# [PROBLEM REQUIREMENTS]
Reproduce every record below exactly as written, but leave out any pictures.

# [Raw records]
•••
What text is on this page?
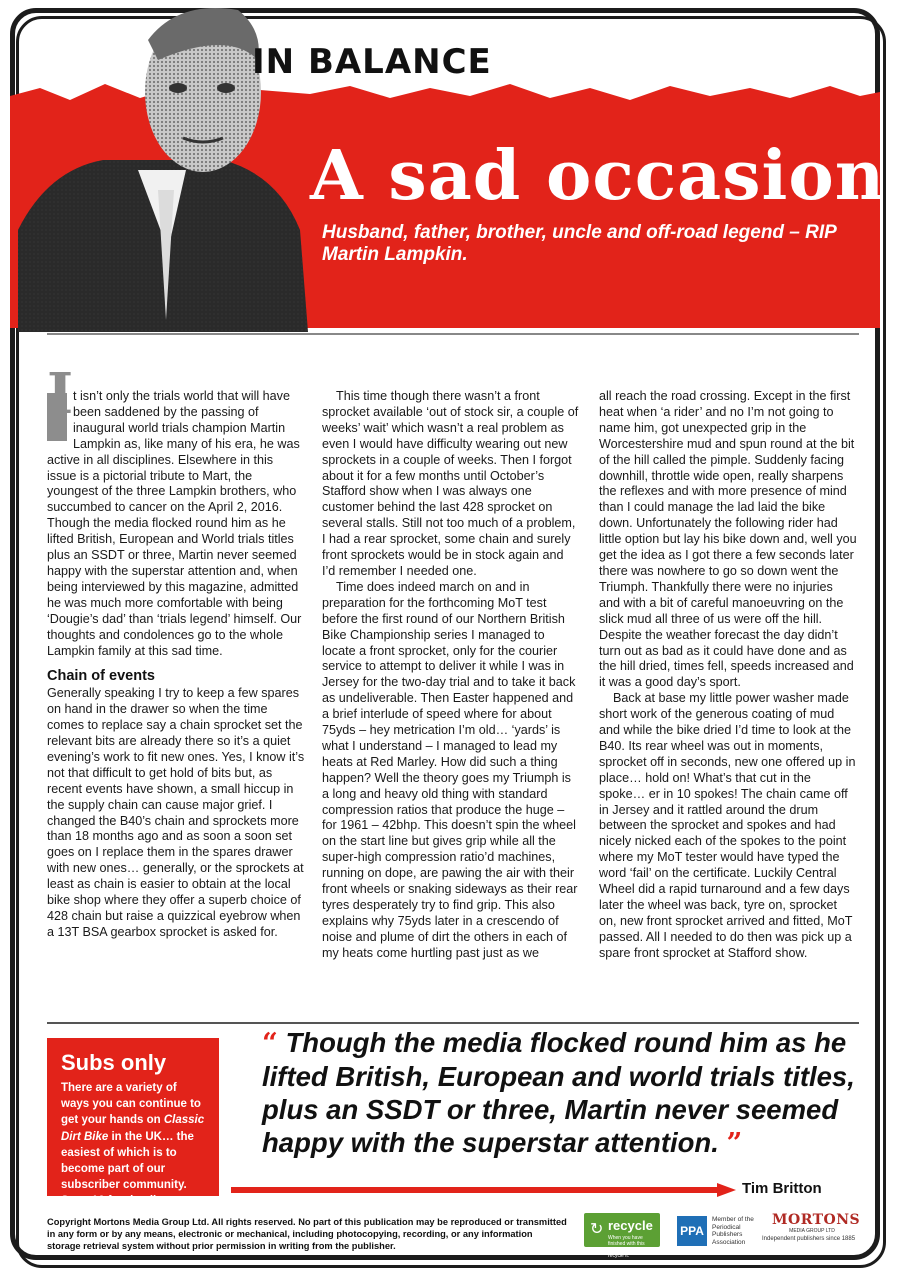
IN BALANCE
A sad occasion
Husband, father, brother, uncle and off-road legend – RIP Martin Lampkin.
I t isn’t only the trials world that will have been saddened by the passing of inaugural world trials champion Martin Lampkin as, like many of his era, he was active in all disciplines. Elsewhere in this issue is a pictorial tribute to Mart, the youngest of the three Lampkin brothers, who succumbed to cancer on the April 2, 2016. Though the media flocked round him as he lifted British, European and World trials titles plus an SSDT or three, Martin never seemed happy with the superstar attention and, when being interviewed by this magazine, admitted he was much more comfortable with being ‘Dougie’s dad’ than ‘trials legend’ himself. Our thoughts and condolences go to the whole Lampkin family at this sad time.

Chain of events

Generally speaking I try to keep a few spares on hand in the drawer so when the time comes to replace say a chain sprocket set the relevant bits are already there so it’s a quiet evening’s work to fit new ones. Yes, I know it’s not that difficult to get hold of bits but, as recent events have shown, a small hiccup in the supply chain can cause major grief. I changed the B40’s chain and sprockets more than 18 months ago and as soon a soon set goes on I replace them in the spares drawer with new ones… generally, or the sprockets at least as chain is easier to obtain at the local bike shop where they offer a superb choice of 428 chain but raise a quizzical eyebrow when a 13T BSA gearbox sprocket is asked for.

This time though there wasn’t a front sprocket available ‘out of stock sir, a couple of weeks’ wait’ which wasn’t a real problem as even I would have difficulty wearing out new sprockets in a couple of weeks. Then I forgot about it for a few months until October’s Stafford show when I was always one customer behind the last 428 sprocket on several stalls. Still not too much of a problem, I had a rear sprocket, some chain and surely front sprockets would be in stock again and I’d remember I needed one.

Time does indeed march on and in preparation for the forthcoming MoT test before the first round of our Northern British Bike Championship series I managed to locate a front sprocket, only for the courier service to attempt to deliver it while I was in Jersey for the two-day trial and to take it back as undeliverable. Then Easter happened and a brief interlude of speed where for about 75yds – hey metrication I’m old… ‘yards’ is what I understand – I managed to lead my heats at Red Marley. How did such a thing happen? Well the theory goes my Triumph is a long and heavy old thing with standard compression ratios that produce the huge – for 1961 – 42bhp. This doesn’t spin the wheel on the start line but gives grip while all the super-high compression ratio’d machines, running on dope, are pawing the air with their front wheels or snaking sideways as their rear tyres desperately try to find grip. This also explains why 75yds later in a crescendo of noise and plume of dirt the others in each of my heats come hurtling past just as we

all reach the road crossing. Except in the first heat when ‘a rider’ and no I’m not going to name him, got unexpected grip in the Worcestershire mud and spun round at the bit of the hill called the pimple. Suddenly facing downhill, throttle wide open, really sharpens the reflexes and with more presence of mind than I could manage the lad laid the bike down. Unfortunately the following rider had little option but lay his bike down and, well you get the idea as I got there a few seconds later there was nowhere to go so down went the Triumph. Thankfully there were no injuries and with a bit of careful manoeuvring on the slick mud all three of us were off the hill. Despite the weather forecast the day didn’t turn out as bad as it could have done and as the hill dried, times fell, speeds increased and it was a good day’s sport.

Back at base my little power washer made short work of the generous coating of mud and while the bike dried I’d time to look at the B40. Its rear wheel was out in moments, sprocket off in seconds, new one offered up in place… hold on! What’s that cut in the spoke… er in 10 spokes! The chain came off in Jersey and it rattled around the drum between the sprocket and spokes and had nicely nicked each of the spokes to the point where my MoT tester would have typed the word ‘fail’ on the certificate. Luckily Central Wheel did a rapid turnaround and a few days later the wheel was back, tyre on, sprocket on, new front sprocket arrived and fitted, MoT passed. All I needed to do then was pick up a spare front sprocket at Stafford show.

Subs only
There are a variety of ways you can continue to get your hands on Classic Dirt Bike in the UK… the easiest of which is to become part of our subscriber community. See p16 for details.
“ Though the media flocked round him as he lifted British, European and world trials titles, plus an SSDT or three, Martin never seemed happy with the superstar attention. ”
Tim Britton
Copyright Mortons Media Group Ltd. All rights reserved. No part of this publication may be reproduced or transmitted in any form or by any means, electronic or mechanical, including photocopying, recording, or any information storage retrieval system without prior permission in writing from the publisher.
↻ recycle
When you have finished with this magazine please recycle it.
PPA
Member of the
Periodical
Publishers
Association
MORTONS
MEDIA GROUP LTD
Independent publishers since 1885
•••
# [REPLY]
What text is on this page?
IN BALANCE
A sad occasion
Husband, father, brother, uncle and off-road legend – RIP Martin Lampkin.
I t isn’t only the trials world that will have been saddened by the passing of inaugural world trials champion Martin Lampkin as, like many of his era, he was active in all disciplines. Elsewhere in this issue is a pictorial tribute to Mart, the youngest of the three Lampkin brothers, who succumbed to cancer on the April 2, 2016. Though the media flocked round him as he lifted British, European and World trials titles plus an SSDT or three, Martin never seemed happy with the superstar attention and, when being interviewed by this magazine, admitted he was much more comfortable with being ‘Dougie’s dad’ than ‘trials legend’ himself. Our thoughts and condolences go to the whole Lampkin family at this sad time.

Chain of events

Generally speaking I try to keep a few spares on hand in the drawer so when the time comes to replace say a chain sprocket set the relevant bits are already there so it’s a quiet evening’s work to fit new ones. Yes, I know it’s not that difficult to get hold of bits but, as recent events have shown, a small hiccup in the supply chain can cause major grief. I changed the B40’s chain and sprockets more than 18 months ago and as soon a soon set goes on I replace them in the spares drawer with new ones… generally, or the sprockets at least as chain is easier to obtain at the local bike shop where they offer a superb choice of 428 chain but raise a quizzical eyebrow when a 13T BSA gearbox sprocket is asked for.

This time though there wasn’t a front sprocket available ‘out of stock sir, a couple of weeks’ wait’ which wasn’t a real problem as even I would have difficulty wearing out new sprockets in a couple of weeks. Then I forgot about it for a few months until October’s Stafford show when I was always one customer behind the last 428 sprocket on several stalls. Still not too much of a problem, I had a rear sprocket, some chain and surely front sprockets would be in stock again and I’d remember I needed one.

Time does indeed march on and in preparation for the forthcoming MoT test before the first round of our Northern British Bike Championship series I managed to locate a front sprocket, only for the courier service to attempt to deliver it while I was in Jersey for the two-day trial and to take it back as undeliverable. Then Easter happened and a brief interlude of speed where for about 75yds – hey metrication I’m old… ‘yards’ is what I understand – I managed to lead my heats at Red Marley. How did such a thing happen? Well the theory goes my Triumph is a long and heavy old thing with standard compression ratios that produce the huge – for 1961 – 42bhp. This doesn’t spin the wheel on the start line but gives grip while all the super-high compression ratio’d machines, running on dope, are pawing the air with their front wheels or snaking sideways as their rear tyres desperately try to find grip. This also explains why 75yds later in a crescendo of noise and plume of dirt the others in each of my heats come hurtling past just as we

all reach the road crossing. Except in the first heat when ‘a rider’ and no I’m not going to name him, got unexpected grip in the Worcestershire mud and spun round at the bit of the hill called the pimple. Suddenly facing downhill, throttle wide open, really sharpens the reflexes and with more presence of mind than I could manage the lad laid the bike down. Unfortunately the following rider had little option but lay his bike down and, well you get the idea as I got there a few seconds later there was nowhere to go so down went the Triumph. Thankfully there were no injuries and with a bit of careful manoeuvring on the slick mud all three of us were off the hill. Despite the weather forecast the day didn’t turn out as bad as it could have done and as the hill dried, times fell, speeds increased and it was a good day’s sport.

Back at base my little power washer made short work of the generous coating of mud and while the bike dried I’d time to look at the B40. Its rear wheel was out in moments, sprocket off in seconds, new one offered up in place… hold on! What’s that cut in the spoke… er in 10 spokes! The chain came off in Jersey and it rattled around the drum between the sprocket and spokes and had nicely nicked each of the spokes to the point where my MoT tester would have typed the word ‘fail’ on the certificate. Luckily Central Wheel did a rapid turnaround and a few days later the wheel was back, tyre on, sprocket on, new front sprocket arrived and fitted, MoT passed. All I needed to do then was pick up a spare front sprocket at Stafford show.

Subs only
There are a variety of ways you can continue to get your hands on Classic Dirt Bike in the UK… the easiest of which is to become part of our subscriber community. See p16 for details.
“ Though the media flocked round him as he lifted British, European and world trials titles, plus an SSDT or three, Martin never seemed happy with the superstar attention. ”
Tim Britton
Copyright Mortons Media Group Ltd. All rights reserved. No part of this publication may be reproduced or transmitted in any form or by any means, electronic or mechanical, including photocopying, recording, or any information storage retrieval system without prior permission in writing from the publisher.
↻ recycle
When you have finished with this magazine please recycle it.
PPA
Member of the
Periodical
Publishers
Association
MORTONS
MEDIA GROUP LTD
Independent publishers since 1885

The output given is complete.